GIVEN REQUEST
Identify the lines holding "background" and copy them.

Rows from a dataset

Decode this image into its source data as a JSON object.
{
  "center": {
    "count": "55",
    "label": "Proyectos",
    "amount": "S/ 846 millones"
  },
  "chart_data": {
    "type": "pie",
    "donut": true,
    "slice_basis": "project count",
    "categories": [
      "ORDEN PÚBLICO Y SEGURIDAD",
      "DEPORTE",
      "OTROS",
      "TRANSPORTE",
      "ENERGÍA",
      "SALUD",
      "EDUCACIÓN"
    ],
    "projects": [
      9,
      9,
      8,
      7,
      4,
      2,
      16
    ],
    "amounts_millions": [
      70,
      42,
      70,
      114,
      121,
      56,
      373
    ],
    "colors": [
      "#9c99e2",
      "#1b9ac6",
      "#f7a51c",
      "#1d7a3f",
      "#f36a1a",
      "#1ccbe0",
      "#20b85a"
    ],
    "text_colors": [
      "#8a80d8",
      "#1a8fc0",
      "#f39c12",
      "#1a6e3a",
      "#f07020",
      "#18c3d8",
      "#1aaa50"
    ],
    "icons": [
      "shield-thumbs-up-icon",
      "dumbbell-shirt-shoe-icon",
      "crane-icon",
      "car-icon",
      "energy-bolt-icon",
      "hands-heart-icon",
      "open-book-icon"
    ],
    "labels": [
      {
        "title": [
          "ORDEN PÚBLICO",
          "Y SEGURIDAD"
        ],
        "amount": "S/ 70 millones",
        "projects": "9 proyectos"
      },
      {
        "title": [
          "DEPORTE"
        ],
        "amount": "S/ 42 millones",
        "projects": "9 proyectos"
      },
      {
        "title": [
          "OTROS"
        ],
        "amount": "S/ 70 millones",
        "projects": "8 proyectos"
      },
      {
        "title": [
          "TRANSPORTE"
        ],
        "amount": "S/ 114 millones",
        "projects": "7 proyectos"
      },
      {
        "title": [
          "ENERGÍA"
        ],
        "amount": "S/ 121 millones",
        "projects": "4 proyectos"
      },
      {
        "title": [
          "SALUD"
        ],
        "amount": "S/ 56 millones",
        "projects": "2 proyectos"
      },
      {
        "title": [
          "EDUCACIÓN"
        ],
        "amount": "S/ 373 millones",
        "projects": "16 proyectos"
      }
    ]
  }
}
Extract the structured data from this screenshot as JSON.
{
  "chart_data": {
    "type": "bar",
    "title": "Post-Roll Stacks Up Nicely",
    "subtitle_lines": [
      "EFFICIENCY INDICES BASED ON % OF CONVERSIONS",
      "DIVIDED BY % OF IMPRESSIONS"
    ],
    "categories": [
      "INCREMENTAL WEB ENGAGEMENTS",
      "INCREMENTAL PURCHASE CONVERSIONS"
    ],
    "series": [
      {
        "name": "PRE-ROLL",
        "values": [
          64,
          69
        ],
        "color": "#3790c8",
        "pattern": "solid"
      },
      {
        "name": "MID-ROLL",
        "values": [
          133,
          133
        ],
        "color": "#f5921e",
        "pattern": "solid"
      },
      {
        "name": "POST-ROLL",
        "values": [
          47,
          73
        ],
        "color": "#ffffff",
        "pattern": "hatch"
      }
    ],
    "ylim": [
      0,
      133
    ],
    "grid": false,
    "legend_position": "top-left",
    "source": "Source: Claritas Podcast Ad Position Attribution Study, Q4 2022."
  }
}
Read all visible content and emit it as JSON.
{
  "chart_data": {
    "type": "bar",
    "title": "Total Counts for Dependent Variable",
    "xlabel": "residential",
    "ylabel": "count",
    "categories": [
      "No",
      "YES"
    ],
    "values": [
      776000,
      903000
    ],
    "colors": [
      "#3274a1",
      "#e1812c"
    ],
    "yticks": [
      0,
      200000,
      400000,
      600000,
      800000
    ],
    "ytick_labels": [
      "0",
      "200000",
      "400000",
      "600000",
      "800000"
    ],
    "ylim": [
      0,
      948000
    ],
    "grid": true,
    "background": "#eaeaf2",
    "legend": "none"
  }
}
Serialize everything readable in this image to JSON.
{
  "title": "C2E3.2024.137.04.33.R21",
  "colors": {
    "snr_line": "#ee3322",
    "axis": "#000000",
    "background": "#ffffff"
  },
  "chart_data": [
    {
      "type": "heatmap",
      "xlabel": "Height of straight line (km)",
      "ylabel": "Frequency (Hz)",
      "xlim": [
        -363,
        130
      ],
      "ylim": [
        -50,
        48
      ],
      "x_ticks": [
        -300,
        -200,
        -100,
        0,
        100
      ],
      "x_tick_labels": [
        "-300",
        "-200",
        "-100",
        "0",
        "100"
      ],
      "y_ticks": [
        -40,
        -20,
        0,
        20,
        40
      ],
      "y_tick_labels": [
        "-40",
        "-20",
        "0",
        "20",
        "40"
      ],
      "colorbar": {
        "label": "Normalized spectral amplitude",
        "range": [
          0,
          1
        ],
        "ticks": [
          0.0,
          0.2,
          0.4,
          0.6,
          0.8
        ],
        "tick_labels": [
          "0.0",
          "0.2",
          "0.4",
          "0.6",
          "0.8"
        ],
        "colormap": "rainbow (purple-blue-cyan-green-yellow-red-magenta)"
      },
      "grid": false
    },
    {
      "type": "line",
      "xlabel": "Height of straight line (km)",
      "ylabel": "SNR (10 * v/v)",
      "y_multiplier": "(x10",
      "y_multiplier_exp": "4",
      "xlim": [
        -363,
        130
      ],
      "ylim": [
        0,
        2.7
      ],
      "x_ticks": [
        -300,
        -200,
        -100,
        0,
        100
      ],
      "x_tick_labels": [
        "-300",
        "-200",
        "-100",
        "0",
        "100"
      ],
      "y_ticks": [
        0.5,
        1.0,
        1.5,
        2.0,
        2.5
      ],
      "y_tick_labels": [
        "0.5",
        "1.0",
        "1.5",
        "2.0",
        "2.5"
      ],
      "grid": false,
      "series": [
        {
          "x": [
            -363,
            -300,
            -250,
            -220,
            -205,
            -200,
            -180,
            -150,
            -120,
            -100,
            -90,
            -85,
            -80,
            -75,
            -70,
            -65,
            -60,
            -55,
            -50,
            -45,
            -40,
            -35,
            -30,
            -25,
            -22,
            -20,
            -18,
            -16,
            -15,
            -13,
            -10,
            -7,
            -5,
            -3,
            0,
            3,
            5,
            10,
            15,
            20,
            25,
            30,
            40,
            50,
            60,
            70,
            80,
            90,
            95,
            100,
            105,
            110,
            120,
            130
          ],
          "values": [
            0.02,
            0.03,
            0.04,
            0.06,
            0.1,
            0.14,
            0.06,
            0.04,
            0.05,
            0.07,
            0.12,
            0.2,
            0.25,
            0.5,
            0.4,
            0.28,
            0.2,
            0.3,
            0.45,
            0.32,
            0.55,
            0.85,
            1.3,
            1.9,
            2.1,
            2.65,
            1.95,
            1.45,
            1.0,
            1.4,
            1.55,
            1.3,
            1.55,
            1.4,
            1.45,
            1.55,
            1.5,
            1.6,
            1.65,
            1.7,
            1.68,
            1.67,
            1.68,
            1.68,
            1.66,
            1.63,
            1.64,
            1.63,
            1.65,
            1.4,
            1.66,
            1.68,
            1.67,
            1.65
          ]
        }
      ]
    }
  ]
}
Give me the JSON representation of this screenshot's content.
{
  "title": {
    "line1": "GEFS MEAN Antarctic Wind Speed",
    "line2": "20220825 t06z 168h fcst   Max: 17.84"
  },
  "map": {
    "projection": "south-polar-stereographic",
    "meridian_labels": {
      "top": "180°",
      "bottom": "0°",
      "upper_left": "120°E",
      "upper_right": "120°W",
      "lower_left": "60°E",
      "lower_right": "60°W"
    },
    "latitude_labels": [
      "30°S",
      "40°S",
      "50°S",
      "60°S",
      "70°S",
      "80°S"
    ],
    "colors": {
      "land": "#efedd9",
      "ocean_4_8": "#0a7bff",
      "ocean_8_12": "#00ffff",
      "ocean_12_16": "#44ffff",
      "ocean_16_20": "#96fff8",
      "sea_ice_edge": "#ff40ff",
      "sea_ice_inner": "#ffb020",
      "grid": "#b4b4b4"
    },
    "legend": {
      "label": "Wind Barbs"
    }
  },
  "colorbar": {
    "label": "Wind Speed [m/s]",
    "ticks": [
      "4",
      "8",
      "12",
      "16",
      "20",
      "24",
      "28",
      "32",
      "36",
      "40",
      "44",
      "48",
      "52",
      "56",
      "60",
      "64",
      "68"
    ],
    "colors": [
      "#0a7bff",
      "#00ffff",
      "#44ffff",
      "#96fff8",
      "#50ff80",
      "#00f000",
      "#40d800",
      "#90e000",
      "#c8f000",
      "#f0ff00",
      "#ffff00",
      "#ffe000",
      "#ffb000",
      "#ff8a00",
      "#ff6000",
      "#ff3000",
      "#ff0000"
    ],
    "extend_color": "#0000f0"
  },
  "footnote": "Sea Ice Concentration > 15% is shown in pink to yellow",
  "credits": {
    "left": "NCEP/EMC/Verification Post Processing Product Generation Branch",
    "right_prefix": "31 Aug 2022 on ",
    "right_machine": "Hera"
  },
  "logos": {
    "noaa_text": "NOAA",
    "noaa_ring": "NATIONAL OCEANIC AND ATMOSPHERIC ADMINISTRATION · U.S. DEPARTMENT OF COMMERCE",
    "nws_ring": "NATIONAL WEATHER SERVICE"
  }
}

CORRECT RESPONSE
    "background": "#eaeaf2",
    "background": "#ffffff"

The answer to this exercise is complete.